Work required:
Count, in the entries below, the lines in which "Jacad" occurs. Give the number, nothing more.

Dataset content:
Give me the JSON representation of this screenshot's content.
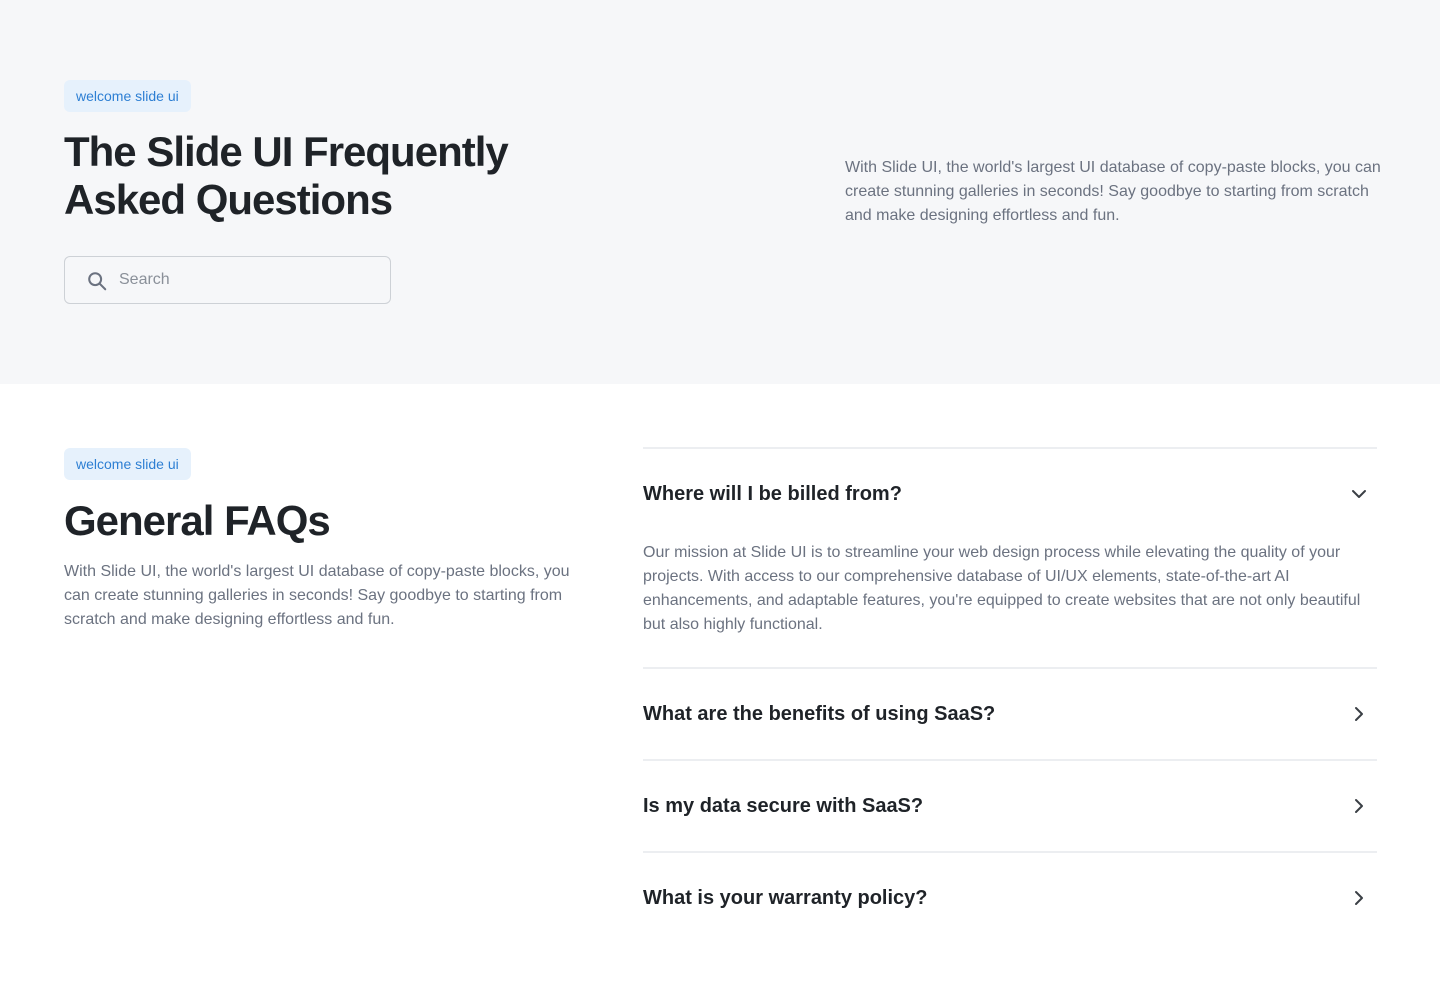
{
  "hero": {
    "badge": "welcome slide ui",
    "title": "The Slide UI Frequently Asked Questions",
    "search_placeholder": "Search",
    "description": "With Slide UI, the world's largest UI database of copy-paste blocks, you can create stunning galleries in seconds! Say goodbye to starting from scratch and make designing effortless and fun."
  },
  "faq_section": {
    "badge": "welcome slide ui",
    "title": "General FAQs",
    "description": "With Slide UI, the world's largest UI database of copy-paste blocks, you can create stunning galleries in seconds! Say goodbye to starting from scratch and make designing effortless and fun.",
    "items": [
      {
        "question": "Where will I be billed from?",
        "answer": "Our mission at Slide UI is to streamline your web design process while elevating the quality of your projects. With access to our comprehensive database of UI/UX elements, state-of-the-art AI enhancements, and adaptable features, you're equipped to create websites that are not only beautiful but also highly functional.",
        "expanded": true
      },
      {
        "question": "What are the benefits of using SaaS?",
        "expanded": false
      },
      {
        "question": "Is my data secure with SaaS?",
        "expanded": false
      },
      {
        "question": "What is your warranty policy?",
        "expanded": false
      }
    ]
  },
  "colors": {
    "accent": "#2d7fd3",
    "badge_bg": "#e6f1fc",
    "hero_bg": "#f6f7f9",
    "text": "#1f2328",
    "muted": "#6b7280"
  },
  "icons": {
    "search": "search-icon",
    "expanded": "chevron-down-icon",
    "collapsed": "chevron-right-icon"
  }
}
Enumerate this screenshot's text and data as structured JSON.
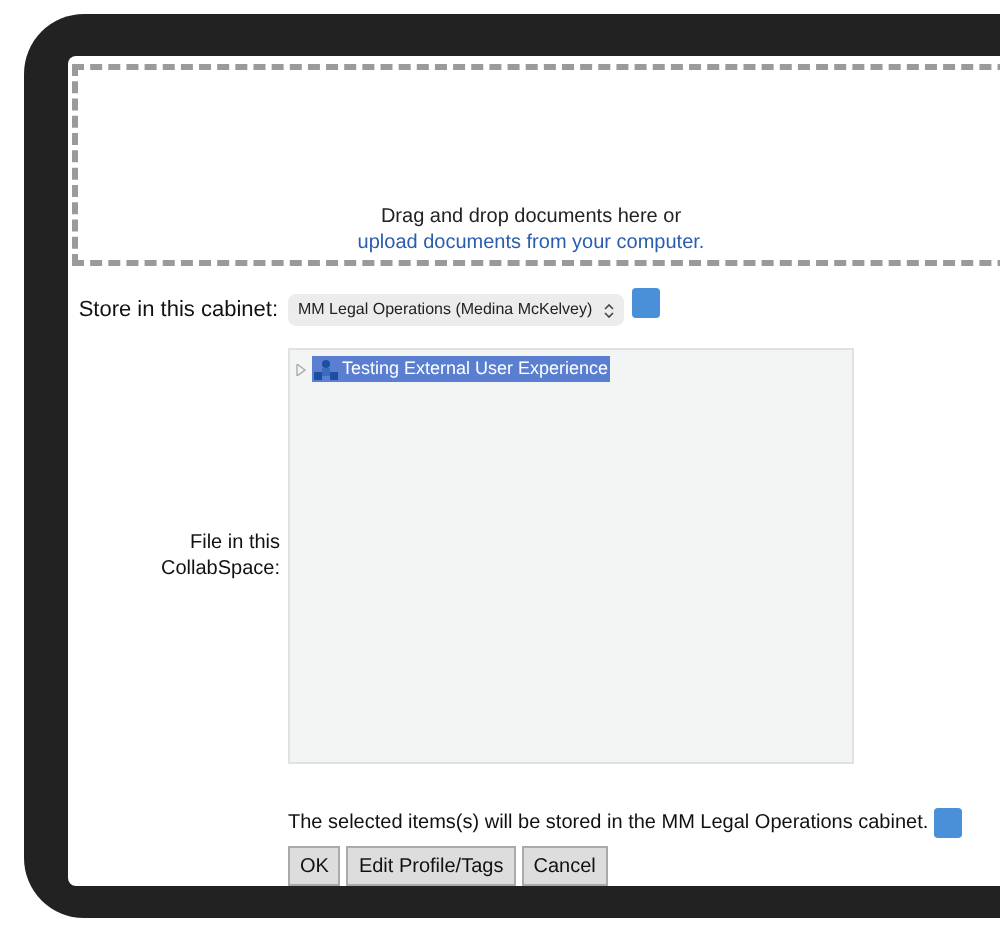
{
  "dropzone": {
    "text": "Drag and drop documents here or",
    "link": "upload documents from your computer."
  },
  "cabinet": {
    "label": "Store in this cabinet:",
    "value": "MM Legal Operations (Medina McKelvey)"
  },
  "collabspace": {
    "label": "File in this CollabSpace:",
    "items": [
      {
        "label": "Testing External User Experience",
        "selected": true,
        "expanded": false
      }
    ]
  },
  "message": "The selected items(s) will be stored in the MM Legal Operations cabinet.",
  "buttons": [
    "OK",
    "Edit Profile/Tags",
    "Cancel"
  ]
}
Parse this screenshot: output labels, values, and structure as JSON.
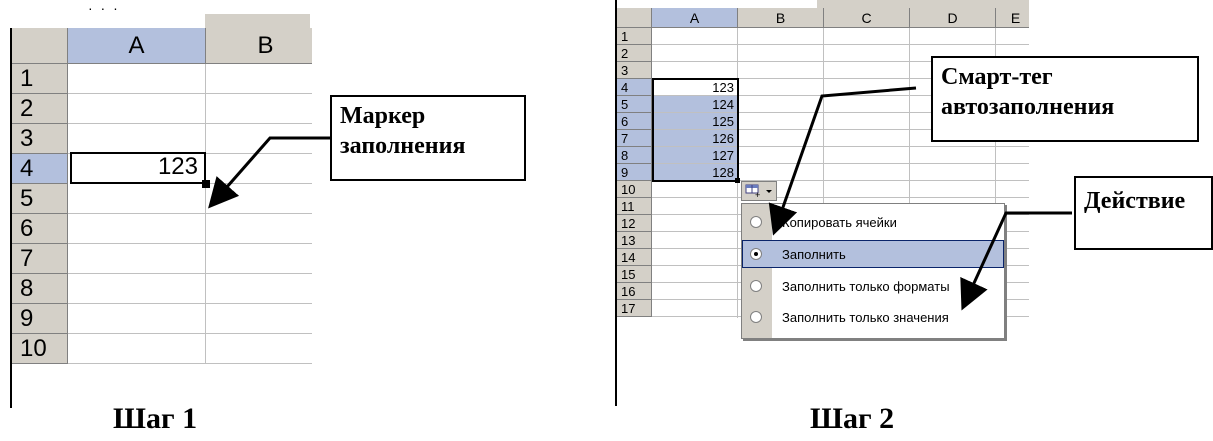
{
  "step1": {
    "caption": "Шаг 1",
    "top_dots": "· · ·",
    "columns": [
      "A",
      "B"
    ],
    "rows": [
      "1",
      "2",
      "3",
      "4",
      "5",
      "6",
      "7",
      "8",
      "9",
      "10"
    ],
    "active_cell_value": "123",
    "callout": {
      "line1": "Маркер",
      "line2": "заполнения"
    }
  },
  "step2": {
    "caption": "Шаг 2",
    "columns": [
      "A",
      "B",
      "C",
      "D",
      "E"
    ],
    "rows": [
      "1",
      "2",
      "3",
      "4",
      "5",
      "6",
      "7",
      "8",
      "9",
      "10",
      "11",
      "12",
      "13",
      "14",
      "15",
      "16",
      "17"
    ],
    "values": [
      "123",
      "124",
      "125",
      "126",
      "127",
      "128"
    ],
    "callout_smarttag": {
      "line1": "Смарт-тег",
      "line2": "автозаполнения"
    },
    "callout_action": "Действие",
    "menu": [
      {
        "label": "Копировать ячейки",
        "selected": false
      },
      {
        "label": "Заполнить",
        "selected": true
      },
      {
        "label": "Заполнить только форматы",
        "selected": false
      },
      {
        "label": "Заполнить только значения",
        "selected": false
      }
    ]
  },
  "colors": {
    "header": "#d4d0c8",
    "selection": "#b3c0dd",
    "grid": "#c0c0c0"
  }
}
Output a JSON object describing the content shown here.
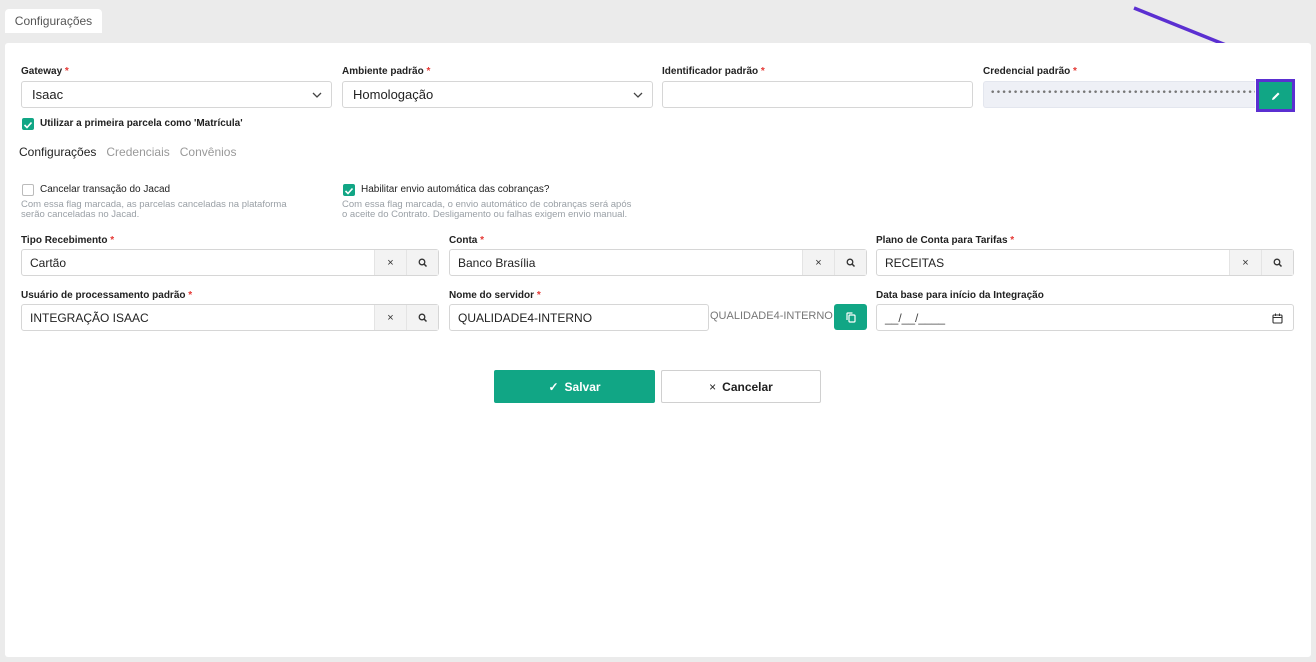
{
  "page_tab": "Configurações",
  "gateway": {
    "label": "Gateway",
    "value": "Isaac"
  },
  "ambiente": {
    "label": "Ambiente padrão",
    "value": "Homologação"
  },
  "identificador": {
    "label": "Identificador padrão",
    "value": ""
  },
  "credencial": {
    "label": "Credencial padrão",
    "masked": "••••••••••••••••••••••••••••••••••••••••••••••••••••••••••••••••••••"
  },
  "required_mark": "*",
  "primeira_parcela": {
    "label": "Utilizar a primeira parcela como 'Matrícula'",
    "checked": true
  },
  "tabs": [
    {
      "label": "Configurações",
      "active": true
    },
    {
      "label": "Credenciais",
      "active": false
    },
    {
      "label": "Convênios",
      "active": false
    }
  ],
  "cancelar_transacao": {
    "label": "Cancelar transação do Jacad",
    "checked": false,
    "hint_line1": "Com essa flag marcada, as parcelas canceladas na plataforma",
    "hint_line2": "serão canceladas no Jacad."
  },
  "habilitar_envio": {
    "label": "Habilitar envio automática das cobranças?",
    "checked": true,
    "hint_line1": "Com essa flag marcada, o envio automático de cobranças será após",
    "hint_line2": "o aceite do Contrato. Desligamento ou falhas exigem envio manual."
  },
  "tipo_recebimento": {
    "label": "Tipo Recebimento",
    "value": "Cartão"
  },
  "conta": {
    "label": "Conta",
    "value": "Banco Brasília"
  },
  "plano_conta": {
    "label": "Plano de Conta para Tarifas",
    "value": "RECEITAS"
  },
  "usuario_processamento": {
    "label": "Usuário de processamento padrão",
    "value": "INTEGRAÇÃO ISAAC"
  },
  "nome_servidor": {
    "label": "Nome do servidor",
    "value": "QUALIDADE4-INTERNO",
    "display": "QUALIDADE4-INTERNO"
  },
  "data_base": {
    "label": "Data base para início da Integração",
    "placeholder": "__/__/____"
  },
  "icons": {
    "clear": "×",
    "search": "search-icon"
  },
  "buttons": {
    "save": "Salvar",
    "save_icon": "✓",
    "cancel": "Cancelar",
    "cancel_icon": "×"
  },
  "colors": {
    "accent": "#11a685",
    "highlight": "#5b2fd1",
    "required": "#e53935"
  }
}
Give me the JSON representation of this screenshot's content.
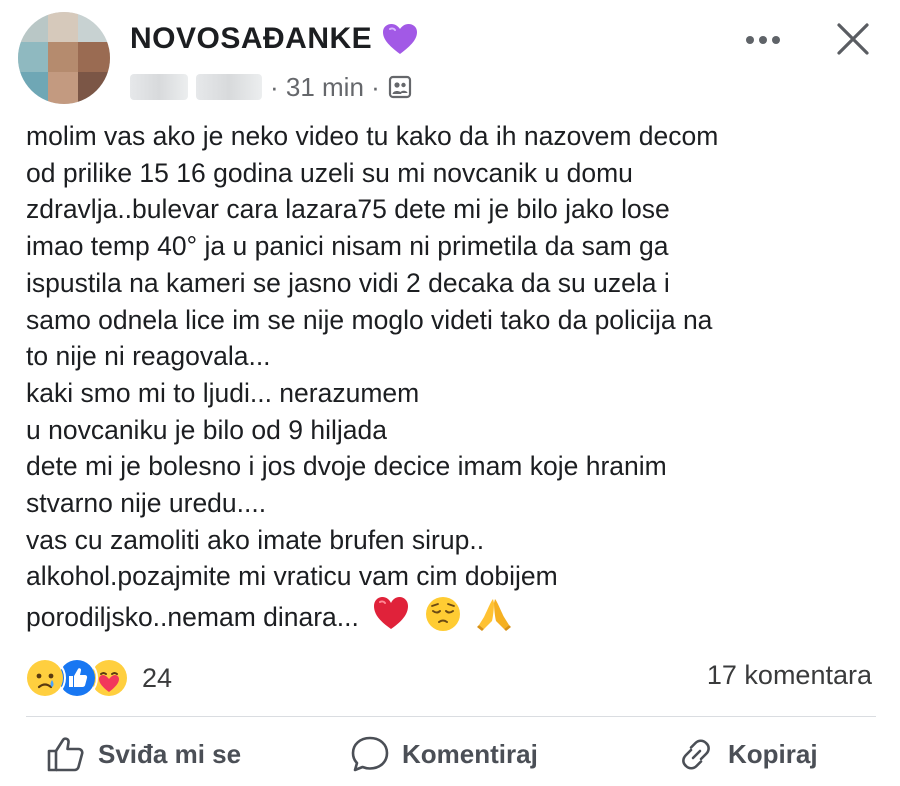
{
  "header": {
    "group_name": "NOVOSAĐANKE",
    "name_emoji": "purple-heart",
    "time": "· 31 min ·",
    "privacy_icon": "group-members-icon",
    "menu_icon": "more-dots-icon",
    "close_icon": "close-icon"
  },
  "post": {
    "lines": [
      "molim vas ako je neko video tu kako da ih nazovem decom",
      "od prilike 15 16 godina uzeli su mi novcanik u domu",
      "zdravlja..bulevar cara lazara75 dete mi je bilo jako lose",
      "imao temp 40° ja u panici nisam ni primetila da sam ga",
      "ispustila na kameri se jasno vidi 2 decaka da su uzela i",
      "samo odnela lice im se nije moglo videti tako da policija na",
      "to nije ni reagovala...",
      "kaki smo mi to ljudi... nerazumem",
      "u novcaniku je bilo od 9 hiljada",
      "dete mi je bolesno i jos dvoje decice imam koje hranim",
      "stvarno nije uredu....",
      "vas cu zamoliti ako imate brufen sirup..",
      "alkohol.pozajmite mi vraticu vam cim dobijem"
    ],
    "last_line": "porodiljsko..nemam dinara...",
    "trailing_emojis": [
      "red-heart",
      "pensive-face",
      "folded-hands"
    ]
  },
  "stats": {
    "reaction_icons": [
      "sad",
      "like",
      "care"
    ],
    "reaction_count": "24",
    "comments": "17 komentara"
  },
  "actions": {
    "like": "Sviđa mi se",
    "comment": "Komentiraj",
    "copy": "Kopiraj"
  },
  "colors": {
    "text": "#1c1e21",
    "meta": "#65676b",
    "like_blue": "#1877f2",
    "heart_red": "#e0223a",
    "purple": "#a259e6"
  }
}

The result:
2